[Stored data]
────

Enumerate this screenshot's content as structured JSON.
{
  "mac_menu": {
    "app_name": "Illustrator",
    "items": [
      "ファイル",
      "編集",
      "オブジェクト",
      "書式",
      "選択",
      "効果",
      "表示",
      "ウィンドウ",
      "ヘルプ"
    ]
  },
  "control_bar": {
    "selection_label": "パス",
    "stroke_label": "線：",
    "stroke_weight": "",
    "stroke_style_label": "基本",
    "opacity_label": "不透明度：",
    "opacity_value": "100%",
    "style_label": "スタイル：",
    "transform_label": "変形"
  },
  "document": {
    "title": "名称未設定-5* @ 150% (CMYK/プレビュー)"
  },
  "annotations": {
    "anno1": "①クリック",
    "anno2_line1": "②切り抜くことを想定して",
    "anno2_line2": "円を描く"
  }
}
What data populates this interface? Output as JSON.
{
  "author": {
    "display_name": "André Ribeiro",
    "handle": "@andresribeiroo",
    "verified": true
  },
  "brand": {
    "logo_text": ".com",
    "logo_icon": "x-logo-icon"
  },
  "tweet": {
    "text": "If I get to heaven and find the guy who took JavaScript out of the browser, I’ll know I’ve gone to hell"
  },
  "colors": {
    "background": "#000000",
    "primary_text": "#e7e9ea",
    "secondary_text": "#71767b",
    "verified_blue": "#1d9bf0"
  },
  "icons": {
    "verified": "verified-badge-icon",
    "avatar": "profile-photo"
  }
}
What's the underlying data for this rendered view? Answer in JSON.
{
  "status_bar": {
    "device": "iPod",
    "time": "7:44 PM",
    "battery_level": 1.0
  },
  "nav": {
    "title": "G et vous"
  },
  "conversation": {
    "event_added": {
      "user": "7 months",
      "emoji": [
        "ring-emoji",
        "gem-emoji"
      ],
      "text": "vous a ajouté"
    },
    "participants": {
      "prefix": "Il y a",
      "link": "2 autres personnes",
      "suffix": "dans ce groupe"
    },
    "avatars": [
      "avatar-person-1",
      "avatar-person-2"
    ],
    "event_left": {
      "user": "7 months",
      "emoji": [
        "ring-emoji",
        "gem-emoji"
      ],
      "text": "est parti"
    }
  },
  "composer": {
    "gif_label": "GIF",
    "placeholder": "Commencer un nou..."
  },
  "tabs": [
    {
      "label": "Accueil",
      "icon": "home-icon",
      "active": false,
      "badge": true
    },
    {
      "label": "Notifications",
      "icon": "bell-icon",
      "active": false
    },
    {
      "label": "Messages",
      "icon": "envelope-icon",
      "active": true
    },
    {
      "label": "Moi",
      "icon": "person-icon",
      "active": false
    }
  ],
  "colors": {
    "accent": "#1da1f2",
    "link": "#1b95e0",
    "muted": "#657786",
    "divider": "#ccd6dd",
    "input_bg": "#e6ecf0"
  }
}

────

Each line of the material should be echoed exactly.

Enumerate this screenshot's content as structured JSON.
{
  "mac_menu": {
    "app_name": "Illustrator",
    "items": [
      "ファイル",
      "編集",
      "オブジェクト",
      "書式",
      "選択",
      "効果",
      "表示",
      "ウィンドウ",
      "ヘルプ"
    ]
  },
  "control_bar": {
    "selection_label": "パス",
    "stroke_label": "線：",
    "stroke_weight": "",
    "stroke_style_label": "基本",
    "opacity_label": "不透明度：",
    "opacity_value": "100%",
    "style_label": "スタイル：",
    "transform_label": "変形"
  },
  "document": {
    "title": "名称未設定-5* @ 150% (CMYK/プレビュー)"
  },
  "annotations": {
    "anno1": "①クリック",
    "anno2_line1": "②切り抜くことを想定して",
    "anno2_line2": "円を描く"
  }
}
What data populates this interface? Output as JSON.
{
  "author": {
    "display_name": "André Ribeiro",
    "handle": "@andresribeiroo",
    "verified": true
  },
  "brand": {
    "logo_text": ".com",
    "logo_icon": "x-logo-icon"
  },
  "tweet": {
    "text": "If I get to heaven and find the guy who took JavaScript out of the browser, I’ll know I’ve gone to hell"
  },
  "colors": {
    "background": "#000000",
    "primary_text": "#e7e9ea",
    "secondary_text": "#71767b",
    "verified_blue": "#1d9bf0"
  },
  "icons": {
    "verified": "verified-badge-icon",
    "avatar": "profile-photo"
  }
}
What's the underlying data for this rendered view? Answer in JSON.
{
  "status_bar": {
    "device": "iPod",
    "time": "7:44 PM",
    "battery_level": 1.0
  },
  "nav": {
    "title": "G et vous"
  },
  "conversation": {
    "event_added": {
      "user": "7 months",
      "emoji": [
        "ring-emoji",
        "gem-emoji"
      ],
      "text": "vous a ajouté"
    },
    "participants": {
      "prefix": "Il y a",
      "link": "2 autres personnes",
      "suffix": "dans ce groupe"
    },
    "avatars": [
      "avatar-person-1",
      "avatar-person-2"
    ],
    "event_left": {
      "user": "7 months",
      "emoji": [
        "ring-emoji",
        "gem-emoji"
      ],
      "text": "est parti"
    }
  },
  "composer": {
    "gif_label": "GIF",
    "placeholder": "Commencer un nou..."
  },
  "tabs": [
    {
      "label": "Accueil",
      "icon": "home-icon",
      "active": false,
      "badge": true
    },
    {
      "label": "Notifications",
      "icon": "bell-icon",
      "active": false
    },
    {
      "label": "Messages",
      "icon": "envelope-icon",
      "active": true
    },
    {
      "label": "Moi",
      "icon": "person-icon",
      "active": false
    }
  ],
  "colors": {
    "accent": "#1da1f2",
    "link": "#1b95e0",
    "muted": "#657786",
    "divider": "#ccd6dd",
    "input_bg": "#e6ecf0"
  }
}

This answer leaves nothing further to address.